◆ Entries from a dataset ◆
+++

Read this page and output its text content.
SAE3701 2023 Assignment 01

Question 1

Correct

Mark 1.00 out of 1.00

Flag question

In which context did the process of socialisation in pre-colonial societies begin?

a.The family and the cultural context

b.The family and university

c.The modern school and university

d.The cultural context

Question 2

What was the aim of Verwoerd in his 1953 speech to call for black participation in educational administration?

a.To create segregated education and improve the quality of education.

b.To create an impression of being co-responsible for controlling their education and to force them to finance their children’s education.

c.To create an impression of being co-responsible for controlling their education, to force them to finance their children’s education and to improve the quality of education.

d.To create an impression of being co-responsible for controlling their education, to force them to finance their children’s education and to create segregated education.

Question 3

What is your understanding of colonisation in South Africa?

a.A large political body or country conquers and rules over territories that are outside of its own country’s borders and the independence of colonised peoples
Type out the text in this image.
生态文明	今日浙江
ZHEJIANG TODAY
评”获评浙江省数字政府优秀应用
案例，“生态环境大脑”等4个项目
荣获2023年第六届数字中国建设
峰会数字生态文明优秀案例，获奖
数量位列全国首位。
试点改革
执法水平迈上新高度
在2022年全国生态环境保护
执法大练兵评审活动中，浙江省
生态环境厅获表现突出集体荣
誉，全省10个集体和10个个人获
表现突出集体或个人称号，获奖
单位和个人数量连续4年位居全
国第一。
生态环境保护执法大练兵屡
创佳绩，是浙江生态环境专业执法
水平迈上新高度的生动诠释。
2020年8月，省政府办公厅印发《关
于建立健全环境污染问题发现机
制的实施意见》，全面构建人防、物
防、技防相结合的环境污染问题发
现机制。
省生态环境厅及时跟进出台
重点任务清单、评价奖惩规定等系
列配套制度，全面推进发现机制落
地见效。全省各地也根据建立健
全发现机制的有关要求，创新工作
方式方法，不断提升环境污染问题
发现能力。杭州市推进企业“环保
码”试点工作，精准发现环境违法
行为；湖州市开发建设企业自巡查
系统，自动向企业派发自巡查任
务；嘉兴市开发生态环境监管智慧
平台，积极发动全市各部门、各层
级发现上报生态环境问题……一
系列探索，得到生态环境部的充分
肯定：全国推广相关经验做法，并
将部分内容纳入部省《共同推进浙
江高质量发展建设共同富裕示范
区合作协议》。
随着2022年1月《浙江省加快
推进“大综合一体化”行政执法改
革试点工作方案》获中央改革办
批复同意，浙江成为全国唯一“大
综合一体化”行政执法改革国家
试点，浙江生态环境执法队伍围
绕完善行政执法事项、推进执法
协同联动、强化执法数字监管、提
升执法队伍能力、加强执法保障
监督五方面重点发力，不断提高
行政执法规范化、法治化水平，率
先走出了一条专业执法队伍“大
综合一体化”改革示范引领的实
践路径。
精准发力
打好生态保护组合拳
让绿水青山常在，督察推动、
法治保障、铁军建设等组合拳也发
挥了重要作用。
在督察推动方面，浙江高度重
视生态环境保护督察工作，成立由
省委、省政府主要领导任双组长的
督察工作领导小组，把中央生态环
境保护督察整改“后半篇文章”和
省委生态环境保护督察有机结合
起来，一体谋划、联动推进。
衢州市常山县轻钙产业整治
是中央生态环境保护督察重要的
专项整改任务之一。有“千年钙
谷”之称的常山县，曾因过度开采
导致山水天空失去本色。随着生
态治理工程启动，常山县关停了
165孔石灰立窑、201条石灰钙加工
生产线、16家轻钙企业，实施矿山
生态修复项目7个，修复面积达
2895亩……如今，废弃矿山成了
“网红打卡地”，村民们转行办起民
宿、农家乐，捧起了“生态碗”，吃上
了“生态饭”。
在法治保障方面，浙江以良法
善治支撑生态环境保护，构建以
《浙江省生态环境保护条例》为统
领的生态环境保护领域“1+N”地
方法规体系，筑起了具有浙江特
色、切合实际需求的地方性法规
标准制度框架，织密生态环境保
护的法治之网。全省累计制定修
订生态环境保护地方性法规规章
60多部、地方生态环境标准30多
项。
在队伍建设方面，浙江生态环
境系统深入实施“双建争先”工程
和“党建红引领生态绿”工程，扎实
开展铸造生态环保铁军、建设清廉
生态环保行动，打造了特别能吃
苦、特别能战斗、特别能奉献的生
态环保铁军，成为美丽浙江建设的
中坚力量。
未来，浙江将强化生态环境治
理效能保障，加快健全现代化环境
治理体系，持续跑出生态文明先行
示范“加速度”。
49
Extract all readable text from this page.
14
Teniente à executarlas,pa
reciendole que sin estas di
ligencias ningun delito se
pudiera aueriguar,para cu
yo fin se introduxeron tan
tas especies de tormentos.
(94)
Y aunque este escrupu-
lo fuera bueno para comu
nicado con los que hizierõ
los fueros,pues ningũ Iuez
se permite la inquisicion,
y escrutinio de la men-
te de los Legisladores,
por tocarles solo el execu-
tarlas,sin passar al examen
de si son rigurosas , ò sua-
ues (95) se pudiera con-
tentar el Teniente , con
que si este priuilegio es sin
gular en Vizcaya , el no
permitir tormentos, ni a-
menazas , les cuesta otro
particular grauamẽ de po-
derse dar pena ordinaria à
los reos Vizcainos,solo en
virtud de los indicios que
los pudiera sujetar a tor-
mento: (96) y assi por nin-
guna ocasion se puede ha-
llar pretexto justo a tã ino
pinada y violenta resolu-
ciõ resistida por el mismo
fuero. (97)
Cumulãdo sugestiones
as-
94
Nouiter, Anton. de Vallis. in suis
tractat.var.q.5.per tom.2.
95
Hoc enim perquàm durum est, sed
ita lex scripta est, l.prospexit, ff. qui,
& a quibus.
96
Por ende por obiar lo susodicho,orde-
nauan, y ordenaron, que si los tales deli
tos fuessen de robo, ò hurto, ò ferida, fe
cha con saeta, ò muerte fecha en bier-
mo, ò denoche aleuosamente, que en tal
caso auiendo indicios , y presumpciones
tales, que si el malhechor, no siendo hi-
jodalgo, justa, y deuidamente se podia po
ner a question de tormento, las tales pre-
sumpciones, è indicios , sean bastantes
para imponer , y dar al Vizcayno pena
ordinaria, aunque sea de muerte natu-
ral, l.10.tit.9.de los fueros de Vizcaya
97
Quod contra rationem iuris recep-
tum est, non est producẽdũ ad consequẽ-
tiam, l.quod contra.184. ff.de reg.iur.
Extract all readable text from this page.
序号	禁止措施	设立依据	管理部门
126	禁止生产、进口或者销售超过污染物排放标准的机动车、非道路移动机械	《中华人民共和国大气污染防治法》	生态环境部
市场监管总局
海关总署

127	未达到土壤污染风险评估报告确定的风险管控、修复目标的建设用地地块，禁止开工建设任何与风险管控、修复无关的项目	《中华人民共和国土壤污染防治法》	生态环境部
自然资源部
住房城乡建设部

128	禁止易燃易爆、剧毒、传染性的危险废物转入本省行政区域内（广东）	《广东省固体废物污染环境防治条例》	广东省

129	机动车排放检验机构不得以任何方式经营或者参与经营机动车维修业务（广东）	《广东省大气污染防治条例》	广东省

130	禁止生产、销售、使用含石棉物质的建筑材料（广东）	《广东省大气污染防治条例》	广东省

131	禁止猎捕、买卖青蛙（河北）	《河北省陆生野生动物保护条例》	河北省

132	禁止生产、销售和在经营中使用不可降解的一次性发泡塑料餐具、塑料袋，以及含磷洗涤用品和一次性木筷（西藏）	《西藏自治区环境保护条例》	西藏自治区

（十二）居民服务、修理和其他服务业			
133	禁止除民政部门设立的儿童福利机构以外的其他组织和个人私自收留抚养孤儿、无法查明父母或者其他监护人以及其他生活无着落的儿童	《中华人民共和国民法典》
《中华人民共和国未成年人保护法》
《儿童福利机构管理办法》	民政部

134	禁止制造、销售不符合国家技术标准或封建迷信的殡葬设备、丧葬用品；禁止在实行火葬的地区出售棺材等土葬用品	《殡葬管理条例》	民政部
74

+++

◆ What needs to be done ◆
Print the entries exactly. Include every one.

◆ The result ◆
Read this page and output its text content.
SAE3701 2023 Assignment 01

Question 1

Correct

Mark 1.00 out of 1.00

Flag question

In which context did the process of socialisation in pre-colonial societies begin?

a.The family and the cultural context

b.The family and university

c.The modern school and university

d.The cultural context

Question 2

What was the aim of Verwoerd in his 1953 speech to call for black participation in educational administration?

a.To create segregated education and improve the quality of education.

b.To create an impression of being co-responsible for controlling their education and to force them to finance their children’s education.

c.To create an impression of being co-responsible for controlling their education, to force them to finance their children’s education and to improve the quality of education.

d.To create an impression of being co-responsible for controlling their education, to force them to finance their children’s education and to create segregated education.

Question 3

What is your understanding of colonisation in South Africa?

a.A large political body or country conquers and rules over territories that are outside of its own country’s borders and the independence of colonised peoples
Type out the text in this image.
生态文明	今日浙江
ZHEJIANG TODAY
评”获评浙江省数字政府优秀应用
案例，“生态环境大脑”等4个项目
荣获2023年第六届数字中国建设
峰会数字生态文明优秀案例，获奖
数量位列全国首位。
试点改革
执法水平迈上新高度
在2022年全国生态环境保护
执法大练兵评审活动中，浙江省
生态环境厅获表现突出集体荣
誉，全省10个集体和10个个人获
表现突出集体或个人称号，获奖
单位和个人数量连续4年位居全
国第一。
生态环境保护执法大练兵屡
创佳绩，是浙江生态环境专业执法
水平迈上新高度的生动诠释。
2020年8月，省政府办公厅印发《关
于建立健全环境污染问题发现机
制的实施意见》，全面构建人防、物
防、技防相结合的环境污染问题发
现机制。
省生态环境厅及时跟进出台
重点任务清单、评价奖惩规定等系
列配套制度，全面推进发现机制落
地见效。全省各地也根据建立健
全发现机制的有关要求，创新工作
方式方法，不断提升环境污染问题
发现能力。杭州市推进企业“环保
码”试点工作，精准发现环境违法
行为；湖州市开发建设企业自巡查
系统，自动向企业派发自巡查任
务；嘉兴市开发生态环境监管智慧
平台，积极发动全市各部门、各层
级发现上报生态环境问题……一
系列探索，得到生态环境部的充分
肯定：全国推广相关经验做法，并
将部分内容纳入部省《共同推进浙
江高质量发展建设共同富裕示范
区合作协议》。
随着2022年1月《浙江省加快
推进“大综合一体化”行政执法改
革试点工作方案》获中央改革办
批复同意，浙江成为全国唯一“大
综合一体化”行政执法改革国家
试点，浙江生态环境执法队伍围
绕完善行政执法事项、推进执法
协同联动、强化执法数字监管、提
升执法队伍能力、加强执法保障
监督五方面重点发力，不断提高
行政执法规范化、法治化水平，率
先走出了一条专业执法队伍“大
综合一体化”改革示范引领的实
践路径。
精准发力
打好生态保护组合拳
让绿水青山常在，督察推动、
法治保障、铁军建设等组合拳也发
挥了重要作用。
在督察推动方面，浙江高度重
视生态环境保护督察工作，成立由
省委、省政府主要领导任双组长的
督察工作领导小组，把中央生态环
境保护督察整改“后半篇文章”和
省委生态环境保护督察有机结合
起来，一体谋划、联动推进。
衢州市常山县轻钙产业整治
是中央生态环境保护督察重要的
专项整改任务之一。有“千年钙
谷”之称的常山县，曾因过度开采
导致山水天空失去本色。随着生
态治理工程启动，常山县关停了
165孔石灰立窑、201条石灰钙加工
生产线、16家轻钙企业，实施矿山
生态修复项目7个，修复面积达
2895亩……如今，废弃矿山成了
“网红打卡地”，村民们转行办起民
宿、农家乐，捧起了“生态碗”，吃上
了“生态饭”。
在法治保障方面，浙江以良法
善治支撑生态环境保护，构建以
《浙江省生态环境保护条例》为统
领的生态环境保护领域“1+N”地
方法规体系，筑起了具有浙江特
色、切合实际需求的地方性法规
标准制度框架，织密生态环境保
护的法治之网。全省累计制定修
订生态环境保护地方性法规规章
60多部、地方生态环境标准30多
项。
在队伍建设方面，浙江生态环
境系统深入实施“双建争先”工程
和“党建红引领生态绿”工程，扎实
开展铸造生态环保铁军、建设清廉
生态环保行动，打造了特别能吃
苦、特别能战斗、特别能奉献的生
态环保铁军，成为美丽浙江建设的
中坚力量。
未来，浙江将强化生态环境治
理效能保障，加快健全现代化环境
治理体系，持续跑出生态文明先行
示范“加速度”。
49
Extract all readable text from this page.
14
Teniente à executarlas,pa
reciendole que sin estas di
ligencias ningun delito se
pudiera aueriguar,para cu
yo fin se introduxeron tan
tas especies de tormentos.
(94)
Y aunque este escrupu-
lo fuera bueno para comu
nicado con los que hizierõ
los fueros,pues ningũ Iuez
se permite la inquisicion,
y escrutinio de la men-
te de los Legisladores,
por tocarles solo el execu-
tarlas,sin passar al examen
de si son rigurosas , ò sua-
ues (95) se pudiera con-
tentar el Teniente , con
que si este priuilegio es sin
gular en Vizcaya , el no
permitir tormentos, ni a-
menazas , les cuesta otro
particular grauamẽ de po-
derse dar pena ordinaria à
los reos Vizcainos,solo en
virtud de los indicios que
los pudiera sujetar a tor-
mento: (96) y assi por nin-
guna ocasion se puede ha-
llar pretexto justo a tã ino
pinada y violenta resolu-
ciõ resistida por el mismo
fuero. (97)
Cumulãdo sugestiones
as-
94
Nouiter, Anton. de Vallis. in suis
tractat.var.q.5.per tom.2.
95
Hoc enim perquàm durum est, sed
ita lex scripta est, l.prospexit, ff. qui,
& a quibus.
96
Por ende por obiar lo susodicho,orde-
nauan, y ordenaron, que si los tales deli
tos fuessen de robo, ò hurto, ò ferida, fe
cha con saeta, ò muerte fecha en bier-
mo, ò denoche aleuosamente, que en tal
caso auiendo indicios , y presumpciones
tales, que si el malhechor, no siendo hi-
jodalgo, justa, y deuidamente se podia po
ner a question de tormento, las tales pre-
sumpciones, è indicios , sean bastantes
para imponer , y dar al Vizcayno pena
ordinaria, aunque sea de muerte natu-
ral, l.10.tit.9.de los fueros de Vizcaya
97
Quod contra rationem iuris recep-
tum est, non est producẽdũ ad consequẽ-
tiam, l.quod contra.184. ff.de reg.iur.
Extract all readable text from this page.
序号	禁止措施	设立依据	管理部门
126	禁止生产、进口或者销售超过污染物排放标准的机动车、非道路移动机械	《中华人民共和国大气污染防治法》	生态环境部
市场监管总局
海关总署

127	未达到土壤污染风险评估报告确定的风险管控、修复目标的建设用地地块，禁止开工建设任何与风险管控、修复无关的项目	《中华人民共和国土壤污染防治法》	生态环境部
自然资源部
住房城乡建设部

128	禁止易燃易爆、剧毒、传染性的危险废物转入本省行政区域内（广东）	《广东省固体废物污染环境防治条例》	广东省

129	机动车排放检验机构不得以任何方式经营或者参与经营机动车维修业务（广东）	《广东省大气污染防治条例》	广东省

130	禁止生产、销售、使用含石棉物质的建筑材料（广东）	《广东省大气污染防治条例》	广东省

131	禁止猎捕、买卖青蛙（河北）	《河北省陆生野生动物保护条例》	河北省

132	禁止生产、销售和在经营中使用不可降解的一次性发泡塑料餐具、塑料袋，以及含磷洗涤用品和一次性木筷（西藏）	《西藏自治区环境保护条例》	西藏自治区

（十二）居民服务、修理和其他服务业			
133	禁止除民政部门设立的儿童福利机构以外的其他组织和个人私自收留抚养孤儿、无法查明父母或者其他监护人以及其他生活无着落的儿童	《中华人民共和国民法典》
《中华人民共和国未成年人保护法》
《儿童福利机构管理办法》	民政部

134	禁止制造、销售不符合国家技术标准或封建迷信的殡葬设备、丧葬用品；禁止在实行火葬的地区出售棺材等土葬用品	《殡葬管理条例》	民政部
74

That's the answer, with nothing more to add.